» **Metin Parçası**:
···

Q: Ahrar uş Şam Nureddin Zengi Hareketi ile beraber Cephe Tahrir Suriye adı altında yeni bir birlik kurdu. Bu birlik gerçekte nedir? Cephe Tahrir Suriye’nin amaçları nedir?
A: Aslında gerçekleşen birleşmeden ziyade bir ortak cephedir. Belki ileride gerçek bir birleşmeye doğru evrilecektir fakat bunun için daha birkaç adım atılması gerekmektedir. Ayrıca bu devrimci karargahları birleştirmeye yönelik bir gayrettir. Belki grupların hakim olduğu şu anki durumdan tek bir ordunun hakim olduğu bir duruma doğru evrilmesi içindir. Cephe Tahrir Suriye’nin amacı kontrl ettiği bölgelerde tek bir sistemin oluşturulmasıdır. Ondan sonra özgürleştirilmiş bölgeler için devrimci kişilerden oluşan bir yönetimin kurulması hedeflenmektedir.
Q: Cephe Tahrir Suriye ile Heyet Tahrir uş Şam arasında geniş çaplı çatışmalar yaşandı. Şuan İdlib’teki durum nedir? Bölge bu çatışmadan nasıl etkilendi? Sizce Heyet Tahrir uş Şam çatışma sonrasında zayıfladı mı?

···

» **Veri Seti İçeriği**:

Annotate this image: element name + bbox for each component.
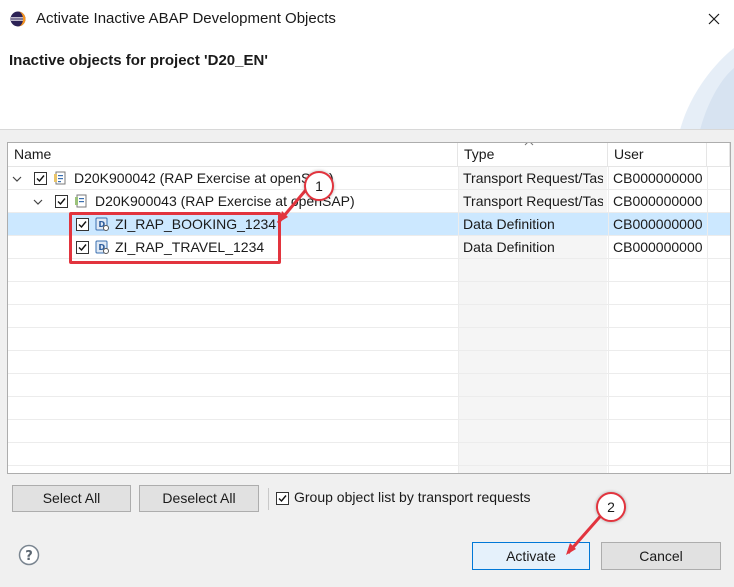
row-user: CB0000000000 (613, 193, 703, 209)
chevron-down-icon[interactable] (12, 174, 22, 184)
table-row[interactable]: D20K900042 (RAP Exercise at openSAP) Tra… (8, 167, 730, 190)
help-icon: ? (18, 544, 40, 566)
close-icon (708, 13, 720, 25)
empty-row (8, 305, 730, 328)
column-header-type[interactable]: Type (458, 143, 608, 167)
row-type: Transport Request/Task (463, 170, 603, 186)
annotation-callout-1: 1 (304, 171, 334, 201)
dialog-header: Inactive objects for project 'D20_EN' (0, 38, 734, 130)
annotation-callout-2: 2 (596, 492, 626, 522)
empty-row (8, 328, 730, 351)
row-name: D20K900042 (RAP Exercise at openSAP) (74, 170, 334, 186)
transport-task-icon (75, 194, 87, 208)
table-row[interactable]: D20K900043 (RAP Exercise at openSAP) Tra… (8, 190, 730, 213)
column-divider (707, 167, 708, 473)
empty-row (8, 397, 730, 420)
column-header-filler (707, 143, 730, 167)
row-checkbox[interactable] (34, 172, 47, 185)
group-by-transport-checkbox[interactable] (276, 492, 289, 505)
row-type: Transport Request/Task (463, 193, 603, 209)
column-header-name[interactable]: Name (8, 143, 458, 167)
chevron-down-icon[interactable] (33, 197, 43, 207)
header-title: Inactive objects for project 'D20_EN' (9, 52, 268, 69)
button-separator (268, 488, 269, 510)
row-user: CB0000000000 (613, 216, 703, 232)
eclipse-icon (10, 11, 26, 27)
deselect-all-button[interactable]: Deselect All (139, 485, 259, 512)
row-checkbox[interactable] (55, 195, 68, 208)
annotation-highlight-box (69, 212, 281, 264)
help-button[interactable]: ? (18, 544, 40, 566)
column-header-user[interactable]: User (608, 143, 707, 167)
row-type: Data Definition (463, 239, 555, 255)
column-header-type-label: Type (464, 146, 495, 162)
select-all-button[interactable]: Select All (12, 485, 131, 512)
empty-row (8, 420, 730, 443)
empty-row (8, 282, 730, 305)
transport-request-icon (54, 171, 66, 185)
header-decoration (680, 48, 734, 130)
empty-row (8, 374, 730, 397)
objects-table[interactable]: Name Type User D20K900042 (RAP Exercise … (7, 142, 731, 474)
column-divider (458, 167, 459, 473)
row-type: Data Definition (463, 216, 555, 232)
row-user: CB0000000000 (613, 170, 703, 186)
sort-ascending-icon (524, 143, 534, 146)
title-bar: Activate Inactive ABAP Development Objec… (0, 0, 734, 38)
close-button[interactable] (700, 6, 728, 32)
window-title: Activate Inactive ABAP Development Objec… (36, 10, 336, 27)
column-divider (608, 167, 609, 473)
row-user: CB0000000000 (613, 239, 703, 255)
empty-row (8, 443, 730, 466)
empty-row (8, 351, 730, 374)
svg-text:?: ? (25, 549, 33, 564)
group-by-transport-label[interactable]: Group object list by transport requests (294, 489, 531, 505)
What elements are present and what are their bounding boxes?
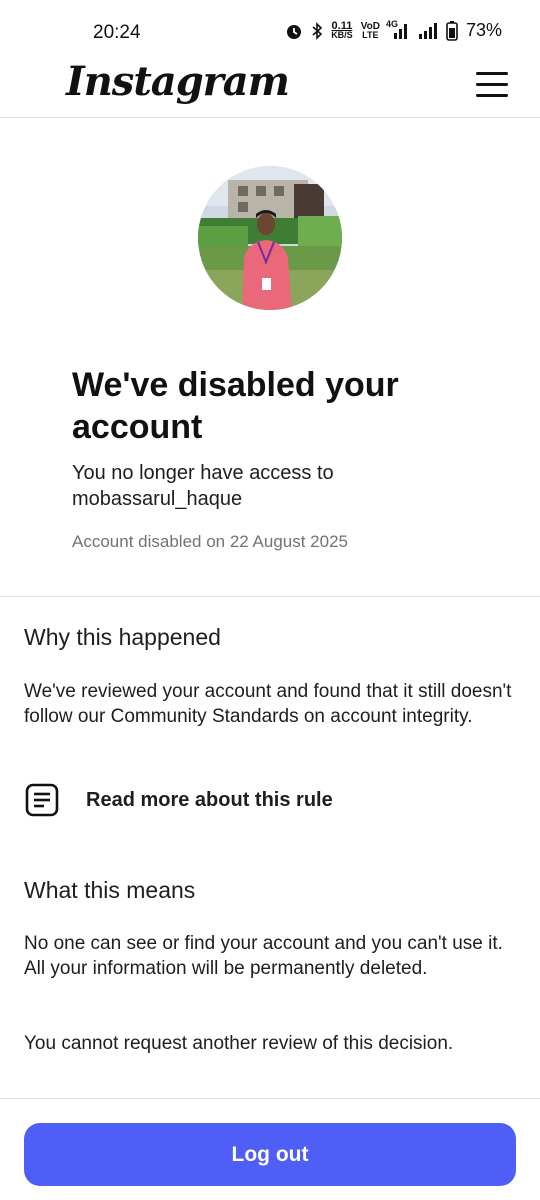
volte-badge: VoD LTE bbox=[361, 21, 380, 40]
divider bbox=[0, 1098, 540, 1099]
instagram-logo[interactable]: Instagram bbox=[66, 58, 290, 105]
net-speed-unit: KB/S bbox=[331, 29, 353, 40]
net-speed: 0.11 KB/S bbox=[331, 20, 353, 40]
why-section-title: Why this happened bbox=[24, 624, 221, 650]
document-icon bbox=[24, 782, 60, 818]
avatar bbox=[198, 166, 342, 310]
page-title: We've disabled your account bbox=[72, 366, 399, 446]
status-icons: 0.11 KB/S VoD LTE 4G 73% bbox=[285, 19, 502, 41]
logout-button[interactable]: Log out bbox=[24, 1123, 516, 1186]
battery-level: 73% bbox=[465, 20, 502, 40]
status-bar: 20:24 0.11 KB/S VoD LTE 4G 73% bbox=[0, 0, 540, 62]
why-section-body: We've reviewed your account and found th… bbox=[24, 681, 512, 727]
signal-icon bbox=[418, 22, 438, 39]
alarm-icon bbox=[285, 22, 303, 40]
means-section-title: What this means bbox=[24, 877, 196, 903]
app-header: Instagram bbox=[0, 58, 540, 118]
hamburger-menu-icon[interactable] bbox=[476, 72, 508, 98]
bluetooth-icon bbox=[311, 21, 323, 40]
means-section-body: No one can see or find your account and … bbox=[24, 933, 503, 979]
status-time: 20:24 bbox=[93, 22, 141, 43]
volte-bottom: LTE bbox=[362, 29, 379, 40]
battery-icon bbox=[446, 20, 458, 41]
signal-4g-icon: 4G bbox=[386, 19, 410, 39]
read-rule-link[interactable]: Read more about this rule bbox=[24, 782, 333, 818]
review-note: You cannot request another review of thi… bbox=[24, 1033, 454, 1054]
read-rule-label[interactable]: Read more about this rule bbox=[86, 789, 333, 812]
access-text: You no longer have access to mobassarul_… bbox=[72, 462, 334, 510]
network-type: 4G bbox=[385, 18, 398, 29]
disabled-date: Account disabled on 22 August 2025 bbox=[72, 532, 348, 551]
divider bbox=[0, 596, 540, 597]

···

» **Yapılacaklar**:
[a] Metin parçasında adı geçen tüm grup ve birlik adlarını listeleyin.
[b] Metin parçasına göre aşağıdaki soruları yanıtlayın:
(i) Cephe Tahrir Suriye'yi hangi iki grup birlikte kurdu?
(ii) Tek bir sistem oluşturulduktan sonra özgürleştirilmiş bölgeler için ne kurulması hedefleniyor?
(iii) Durumu sorulan şehir hangisidir?
[c] Aşağıdaki ifadeler metin parçasıyla örtüşüyor mu? Her biri için evet veya hayır deyin ve belirleyici ifadeyi metinden aynen alıntılayın.
(i) Cephe Tahrir Suriye tam anlamıyla gerçekleşmiş bir birleşmedir.
(ii) Gerçek bir birleşmeye varmak için birkaç adım daha atılması gerekmektedir.
(iii) Cephe Tahrir Suriye ile Heyet Tahrir uş Şam arasında çatışmalar yaşanmıştır.
Yanıtlarda yalnızca metin parçasındaki bilgiler kullanılmalıdır.

» **Sonuçlar**:
[a]
Ahrar uş Şam
Nureddin Zengi Hareketi
Cephe Tahrir Suriye
Heyet Tahrir uş Şam

[b]
(i) Ahrar uş Şam ve Nureddin Zengi Hareketi.
(ii) Devrimci kişilerden oluşan bir yönetim.
(iii) İdlib.

[c]
(i) Hayır: "Aslında gerçekleşen birleşmeden ziyade bir ortak cephedir."
(ii) Evet: "bunun için daha birkaç adım atılması gerekmektedir"
(iii) Evet: "Cephe Tahrir Suriye ile Heyet Tahrir uş Şam arasında geniş çaplı çatışmalar yaşandı."